=== Given information ===
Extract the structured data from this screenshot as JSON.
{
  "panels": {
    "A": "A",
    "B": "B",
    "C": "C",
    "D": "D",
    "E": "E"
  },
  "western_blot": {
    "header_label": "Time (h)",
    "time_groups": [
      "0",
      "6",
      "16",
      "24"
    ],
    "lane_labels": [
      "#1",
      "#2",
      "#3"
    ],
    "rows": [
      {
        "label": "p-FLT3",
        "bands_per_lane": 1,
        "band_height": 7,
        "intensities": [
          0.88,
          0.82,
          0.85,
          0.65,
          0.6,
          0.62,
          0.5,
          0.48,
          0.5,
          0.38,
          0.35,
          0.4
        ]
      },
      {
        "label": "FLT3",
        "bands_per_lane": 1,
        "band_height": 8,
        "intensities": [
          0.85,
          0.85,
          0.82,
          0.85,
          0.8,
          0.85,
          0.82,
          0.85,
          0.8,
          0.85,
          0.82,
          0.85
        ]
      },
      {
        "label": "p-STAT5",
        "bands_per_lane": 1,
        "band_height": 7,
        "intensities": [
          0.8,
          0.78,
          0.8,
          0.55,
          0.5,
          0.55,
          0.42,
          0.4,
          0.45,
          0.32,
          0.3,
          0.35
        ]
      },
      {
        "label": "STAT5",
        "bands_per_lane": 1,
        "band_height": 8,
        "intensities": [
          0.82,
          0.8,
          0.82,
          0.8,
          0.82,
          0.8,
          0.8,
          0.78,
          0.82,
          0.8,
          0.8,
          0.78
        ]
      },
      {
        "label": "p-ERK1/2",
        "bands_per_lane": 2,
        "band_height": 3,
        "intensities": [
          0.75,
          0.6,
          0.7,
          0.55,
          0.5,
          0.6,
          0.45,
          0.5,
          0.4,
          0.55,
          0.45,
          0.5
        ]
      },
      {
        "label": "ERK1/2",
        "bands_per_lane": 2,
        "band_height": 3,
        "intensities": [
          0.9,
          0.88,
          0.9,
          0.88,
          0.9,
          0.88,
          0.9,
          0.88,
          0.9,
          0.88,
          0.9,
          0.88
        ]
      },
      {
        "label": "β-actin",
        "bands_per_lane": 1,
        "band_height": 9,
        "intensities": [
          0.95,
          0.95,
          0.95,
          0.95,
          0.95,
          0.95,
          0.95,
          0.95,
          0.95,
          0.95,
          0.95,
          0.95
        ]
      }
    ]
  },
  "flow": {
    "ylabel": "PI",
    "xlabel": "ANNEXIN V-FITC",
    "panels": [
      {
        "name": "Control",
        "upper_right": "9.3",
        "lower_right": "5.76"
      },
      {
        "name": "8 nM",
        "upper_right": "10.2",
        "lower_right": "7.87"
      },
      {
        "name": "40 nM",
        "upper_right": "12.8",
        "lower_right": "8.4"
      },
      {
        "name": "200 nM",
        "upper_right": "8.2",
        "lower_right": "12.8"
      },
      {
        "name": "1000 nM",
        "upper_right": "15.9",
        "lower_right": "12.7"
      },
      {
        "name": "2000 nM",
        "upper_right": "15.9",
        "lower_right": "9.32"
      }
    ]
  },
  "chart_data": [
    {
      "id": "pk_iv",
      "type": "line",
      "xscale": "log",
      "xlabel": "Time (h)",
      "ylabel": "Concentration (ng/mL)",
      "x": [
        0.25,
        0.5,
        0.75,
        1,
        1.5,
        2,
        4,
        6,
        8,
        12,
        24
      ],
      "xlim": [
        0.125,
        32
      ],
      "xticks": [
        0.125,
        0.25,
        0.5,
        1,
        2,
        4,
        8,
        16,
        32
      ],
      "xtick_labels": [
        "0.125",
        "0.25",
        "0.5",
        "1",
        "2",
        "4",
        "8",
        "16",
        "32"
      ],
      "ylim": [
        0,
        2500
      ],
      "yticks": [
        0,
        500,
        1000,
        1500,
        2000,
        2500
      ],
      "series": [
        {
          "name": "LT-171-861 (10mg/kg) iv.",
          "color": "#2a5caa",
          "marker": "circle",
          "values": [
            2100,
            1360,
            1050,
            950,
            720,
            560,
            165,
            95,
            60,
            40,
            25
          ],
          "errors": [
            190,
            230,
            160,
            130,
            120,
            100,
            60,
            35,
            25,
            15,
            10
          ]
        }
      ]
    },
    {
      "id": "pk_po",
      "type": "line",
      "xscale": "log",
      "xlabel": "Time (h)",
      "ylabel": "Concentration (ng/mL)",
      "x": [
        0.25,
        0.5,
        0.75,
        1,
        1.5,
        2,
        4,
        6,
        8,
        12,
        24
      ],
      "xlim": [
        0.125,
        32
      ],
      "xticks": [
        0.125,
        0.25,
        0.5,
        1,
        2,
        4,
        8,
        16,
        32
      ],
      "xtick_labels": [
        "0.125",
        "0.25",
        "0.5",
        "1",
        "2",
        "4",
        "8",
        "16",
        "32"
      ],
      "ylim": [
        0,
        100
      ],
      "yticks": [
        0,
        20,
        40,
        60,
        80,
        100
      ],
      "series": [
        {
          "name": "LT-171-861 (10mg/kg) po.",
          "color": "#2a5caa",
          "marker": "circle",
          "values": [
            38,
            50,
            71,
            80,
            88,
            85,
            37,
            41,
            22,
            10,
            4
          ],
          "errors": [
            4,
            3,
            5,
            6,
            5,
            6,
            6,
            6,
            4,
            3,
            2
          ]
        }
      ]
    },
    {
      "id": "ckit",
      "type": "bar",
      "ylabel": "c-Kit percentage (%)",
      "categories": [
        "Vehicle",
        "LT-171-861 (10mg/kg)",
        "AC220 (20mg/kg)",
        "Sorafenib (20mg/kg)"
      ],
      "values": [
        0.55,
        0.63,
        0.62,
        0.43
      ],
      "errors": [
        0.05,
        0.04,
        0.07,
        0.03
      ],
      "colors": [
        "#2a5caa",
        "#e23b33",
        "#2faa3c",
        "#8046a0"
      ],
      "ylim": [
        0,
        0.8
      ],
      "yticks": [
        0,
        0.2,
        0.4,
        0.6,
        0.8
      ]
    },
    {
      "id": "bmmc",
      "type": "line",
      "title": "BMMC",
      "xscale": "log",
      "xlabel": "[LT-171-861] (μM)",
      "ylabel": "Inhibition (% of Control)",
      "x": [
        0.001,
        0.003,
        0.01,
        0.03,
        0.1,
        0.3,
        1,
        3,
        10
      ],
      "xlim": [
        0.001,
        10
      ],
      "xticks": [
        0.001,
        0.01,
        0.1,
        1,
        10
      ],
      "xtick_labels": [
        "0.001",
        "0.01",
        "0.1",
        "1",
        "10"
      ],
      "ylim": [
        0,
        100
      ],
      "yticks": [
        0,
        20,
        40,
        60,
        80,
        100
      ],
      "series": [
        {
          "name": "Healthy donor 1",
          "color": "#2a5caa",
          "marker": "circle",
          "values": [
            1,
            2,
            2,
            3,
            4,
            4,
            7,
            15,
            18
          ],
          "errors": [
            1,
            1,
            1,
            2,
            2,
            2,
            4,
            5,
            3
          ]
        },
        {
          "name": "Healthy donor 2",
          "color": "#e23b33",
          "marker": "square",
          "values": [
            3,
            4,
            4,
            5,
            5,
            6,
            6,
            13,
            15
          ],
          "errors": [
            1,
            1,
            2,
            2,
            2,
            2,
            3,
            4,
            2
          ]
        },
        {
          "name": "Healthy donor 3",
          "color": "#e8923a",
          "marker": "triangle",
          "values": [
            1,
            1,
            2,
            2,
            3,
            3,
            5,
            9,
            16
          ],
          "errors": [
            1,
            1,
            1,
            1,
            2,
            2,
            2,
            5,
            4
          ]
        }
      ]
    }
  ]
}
* * *
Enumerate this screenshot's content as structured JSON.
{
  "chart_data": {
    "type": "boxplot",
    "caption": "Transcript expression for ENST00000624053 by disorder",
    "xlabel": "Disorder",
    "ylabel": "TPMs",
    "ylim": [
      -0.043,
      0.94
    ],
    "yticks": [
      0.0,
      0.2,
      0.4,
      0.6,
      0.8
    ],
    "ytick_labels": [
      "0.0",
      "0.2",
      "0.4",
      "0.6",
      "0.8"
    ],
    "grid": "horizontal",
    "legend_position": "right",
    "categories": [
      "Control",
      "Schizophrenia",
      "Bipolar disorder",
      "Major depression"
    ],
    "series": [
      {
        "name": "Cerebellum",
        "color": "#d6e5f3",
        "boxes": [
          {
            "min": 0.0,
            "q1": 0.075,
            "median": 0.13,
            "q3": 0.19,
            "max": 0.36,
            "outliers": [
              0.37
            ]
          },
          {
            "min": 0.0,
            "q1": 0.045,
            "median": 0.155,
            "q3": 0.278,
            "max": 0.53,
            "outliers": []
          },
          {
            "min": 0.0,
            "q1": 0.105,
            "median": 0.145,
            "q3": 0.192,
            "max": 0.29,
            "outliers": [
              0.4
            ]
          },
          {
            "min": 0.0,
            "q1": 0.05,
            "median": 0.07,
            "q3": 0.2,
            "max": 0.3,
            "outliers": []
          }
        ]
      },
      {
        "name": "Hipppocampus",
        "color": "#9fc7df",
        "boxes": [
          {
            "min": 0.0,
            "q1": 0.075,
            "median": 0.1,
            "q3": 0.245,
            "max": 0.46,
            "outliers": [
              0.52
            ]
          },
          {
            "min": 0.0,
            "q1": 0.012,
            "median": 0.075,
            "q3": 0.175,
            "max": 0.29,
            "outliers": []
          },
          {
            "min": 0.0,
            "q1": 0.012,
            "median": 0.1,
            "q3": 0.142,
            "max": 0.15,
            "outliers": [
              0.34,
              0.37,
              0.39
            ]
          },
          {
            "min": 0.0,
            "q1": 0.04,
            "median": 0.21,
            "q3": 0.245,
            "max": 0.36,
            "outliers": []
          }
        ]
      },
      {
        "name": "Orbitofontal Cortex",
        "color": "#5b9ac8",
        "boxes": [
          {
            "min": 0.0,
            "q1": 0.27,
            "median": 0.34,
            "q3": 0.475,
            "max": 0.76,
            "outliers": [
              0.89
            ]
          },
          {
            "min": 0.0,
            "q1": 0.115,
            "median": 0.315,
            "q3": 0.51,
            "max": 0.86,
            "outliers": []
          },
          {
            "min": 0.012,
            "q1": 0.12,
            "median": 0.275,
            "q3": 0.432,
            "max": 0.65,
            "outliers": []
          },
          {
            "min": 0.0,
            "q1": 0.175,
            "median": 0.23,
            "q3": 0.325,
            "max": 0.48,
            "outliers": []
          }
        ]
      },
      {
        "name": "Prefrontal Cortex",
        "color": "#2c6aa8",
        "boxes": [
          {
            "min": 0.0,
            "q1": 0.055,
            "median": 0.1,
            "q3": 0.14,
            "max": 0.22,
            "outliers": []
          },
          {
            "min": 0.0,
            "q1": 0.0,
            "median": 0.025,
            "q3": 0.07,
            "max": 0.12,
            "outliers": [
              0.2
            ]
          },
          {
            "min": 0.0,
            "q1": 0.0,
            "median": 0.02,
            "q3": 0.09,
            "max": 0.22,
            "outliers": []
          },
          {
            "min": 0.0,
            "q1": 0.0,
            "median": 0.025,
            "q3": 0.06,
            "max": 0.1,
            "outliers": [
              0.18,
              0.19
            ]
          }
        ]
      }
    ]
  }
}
==
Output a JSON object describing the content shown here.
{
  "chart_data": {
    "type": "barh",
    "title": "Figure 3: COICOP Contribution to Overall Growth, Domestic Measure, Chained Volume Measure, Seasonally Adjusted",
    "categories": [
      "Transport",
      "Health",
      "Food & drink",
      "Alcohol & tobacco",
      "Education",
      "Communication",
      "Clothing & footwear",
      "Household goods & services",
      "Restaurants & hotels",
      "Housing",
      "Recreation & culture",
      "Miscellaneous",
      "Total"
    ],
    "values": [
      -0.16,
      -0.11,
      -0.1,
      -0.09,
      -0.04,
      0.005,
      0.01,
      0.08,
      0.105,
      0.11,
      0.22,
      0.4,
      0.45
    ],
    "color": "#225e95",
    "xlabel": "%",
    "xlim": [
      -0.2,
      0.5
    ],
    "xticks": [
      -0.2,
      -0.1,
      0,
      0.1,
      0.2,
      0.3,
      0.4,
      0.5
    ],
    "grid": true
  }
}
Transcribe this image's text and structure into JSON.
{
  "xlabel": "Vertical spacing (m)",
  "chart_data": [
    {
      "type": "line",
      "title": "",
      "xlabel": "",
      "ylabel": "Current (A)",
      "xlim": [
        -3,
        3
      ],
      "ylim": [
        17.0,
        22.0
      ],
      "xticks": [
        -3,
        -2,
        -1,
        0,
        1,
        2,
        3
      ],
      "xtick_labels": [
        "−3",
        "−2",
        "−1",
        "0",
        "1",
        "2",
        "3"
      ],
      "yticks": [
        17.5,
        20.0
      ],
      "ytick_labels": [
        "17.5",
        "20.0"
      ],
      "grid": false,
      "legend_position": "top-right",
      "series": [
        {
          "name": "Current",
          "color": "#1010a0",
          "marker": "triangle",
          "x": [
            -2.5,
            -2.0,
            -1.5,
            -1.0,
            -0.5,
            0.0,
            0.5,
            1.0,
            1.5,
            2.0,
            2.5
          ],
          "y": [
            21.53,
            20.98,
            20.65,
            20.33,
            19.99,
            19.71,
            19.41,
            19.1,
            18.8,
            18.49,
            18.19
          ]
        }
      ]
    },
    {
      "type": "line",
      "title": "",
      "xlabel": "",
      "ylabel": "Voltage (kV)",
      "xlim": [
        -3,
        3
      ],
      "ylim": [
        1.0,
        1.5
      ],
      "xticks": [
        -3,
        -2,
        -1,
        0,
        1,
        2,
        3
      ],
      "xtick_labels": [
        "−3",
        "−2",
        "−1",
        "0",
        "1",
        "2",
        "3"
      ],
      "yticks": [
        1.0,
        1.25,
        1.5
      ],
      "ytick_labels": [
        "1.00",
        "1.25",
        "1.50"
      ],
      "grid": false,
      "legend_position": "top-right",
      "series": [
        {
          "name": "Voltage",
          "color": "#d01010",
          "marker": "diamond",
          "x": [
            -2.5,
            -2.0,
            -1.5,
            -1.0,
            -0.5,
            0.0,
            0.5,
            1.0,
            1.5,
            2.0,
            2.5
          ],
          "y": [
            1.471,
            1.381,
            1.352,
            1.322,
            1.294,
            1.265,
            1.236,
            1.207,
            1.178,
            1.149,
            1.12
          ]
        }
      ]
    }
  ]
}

=== Work to be completed ===
Look through the entries above. Extract each line with the word "structured".

=== Answer to the task ===
Extract the structured data from this screenshot as JSON.
Enumerate this screenshot's content as structured JSON.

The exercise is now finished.